Exercise » Copy whichever lines contain the string "color".

Items from a figure collection
******

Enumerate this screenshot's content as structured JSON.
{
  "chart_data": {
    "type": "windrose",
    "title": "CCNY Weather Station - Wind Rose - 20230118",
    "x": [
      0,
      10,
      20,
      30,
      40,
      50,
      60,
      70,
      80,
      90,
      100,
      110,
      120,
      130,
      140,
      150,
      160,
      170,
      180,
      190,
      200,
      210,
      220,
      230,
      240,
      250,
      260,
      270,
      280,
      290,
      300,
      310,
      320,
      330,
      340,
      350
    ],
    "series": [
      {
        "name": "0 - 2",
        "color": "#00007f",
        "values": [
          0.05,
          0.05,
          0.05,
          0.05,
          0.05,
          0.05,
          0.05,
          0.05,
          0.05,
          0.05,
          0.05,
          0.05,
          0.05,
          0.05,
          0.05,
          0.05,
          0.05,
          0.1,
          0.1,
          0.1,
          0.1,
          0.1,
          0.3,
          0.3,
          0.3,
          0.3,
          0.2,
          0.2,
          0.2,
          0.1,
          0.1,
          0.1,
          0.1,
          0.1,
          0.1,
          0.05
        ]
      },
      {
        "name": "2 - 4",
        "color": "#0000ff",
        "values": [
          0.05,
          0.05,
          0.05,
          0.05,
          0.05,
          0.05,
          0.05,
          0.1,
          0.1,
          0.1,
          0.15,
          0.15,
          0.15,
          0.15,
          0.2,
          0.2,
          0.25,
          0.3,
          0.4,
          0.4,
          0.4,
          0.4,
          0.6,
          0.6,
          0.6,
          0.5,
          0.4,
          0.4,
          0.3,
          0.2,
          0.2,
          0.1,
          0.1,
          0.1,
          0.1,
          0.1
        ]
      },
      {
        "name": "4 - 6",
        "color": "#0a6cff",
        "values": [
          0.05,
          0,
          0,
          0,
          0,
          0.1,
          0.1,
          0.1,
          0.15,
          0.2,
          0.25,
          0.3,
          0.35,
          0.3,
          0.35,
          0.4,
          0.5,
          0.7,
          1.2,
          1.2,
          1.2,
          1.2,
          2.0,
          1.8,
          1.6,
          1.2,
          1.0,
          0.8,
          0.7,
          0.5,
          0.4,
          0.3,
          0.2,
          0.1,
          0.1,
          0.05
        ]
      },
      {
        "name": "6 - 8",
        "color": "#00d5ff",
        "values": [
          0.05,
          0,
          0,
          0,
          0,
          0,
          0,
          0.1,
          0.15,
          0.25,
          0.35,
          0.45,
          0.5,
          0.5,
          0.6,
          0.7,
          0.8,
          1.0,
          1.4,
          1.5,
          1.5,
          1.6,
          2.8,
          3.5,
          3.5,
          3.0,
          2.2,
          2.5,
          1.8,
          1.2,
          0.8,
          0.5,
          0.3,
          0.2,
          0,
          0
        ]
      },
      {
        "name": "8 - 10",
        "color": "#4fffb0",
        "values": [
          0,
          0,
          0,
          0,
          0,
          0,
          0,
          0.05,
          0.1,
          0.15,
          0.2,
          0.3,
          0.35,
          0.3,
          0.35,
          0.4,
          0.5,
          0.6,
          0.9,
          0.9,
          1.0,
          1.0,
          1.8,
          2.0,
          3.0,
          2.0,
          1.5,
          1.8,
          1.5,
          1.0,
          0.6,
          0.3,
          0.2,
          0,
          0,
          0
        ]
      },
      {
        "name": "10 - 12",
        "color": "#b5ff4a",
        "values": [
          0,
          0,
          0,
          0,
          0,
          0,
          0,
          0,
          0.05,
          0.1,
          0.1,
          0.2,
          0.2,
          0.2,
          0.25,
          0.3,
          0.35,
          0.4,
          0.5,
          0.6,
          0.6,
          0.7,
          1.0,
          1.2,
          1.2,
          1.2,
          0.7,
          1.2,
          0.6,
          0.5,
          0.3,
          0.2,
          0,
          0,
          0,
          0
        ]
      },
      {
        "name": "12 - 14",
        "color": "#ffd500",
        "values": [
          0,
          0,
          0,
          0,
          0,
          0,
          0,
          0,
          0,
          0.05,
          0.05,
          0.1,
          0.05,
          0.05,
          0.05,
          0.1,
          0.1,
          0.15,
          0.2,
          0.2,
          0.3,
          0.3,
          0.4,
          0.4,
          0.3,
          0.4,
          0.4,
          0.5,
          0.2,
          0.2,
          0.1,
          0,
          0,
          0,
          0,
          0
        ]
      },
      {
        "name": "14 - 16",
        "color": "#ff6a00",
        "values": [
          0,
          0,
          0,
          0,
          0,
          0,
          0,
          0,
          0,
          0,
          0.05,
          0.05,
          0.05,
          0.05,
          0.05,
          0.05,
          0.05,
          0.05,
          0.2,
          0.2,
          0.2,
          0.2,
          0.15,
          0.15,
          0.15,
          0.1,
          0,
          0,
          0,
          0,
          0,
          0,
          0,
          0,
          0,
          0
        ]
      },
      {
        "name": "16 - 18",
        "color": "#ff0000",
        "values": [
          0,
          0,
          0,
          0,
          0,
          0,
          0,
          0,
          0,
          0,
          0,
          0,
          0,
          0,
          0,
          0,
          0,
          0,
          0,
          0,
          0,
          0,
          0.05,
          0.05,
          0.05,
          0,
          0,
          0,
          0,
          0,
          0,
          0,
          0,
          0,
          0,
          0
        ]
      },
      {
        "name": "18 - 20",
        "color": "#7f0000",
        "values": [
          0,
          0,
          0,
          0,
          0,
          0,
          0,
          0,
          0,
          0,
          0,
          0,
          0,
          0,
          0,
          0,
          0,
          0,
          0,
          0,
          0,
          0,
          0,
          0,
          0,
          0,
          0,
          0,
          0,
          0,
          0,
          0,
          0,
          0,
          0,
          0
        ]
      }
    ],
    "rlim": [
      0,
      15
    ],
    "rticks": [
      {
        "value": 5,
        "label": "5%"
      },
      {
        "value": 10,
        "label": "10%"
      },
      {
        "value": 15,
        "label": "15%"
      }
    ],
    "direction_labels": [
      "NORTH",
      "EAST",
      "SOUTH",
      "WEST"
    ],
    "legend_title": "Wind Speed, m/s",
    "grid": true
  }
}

******

Solution »
        "color": "#00007f",
        "color": "#0000ff",
        "color": "#0a6cff",
        "color": "#00d5ff",
        "color": "#4fffb0",
        "color": "#b5ff4a",
        "color": "#ffd500",
        "color": "#ff6a00",
        "color": "#ff0000",
        "color": "#7f0000",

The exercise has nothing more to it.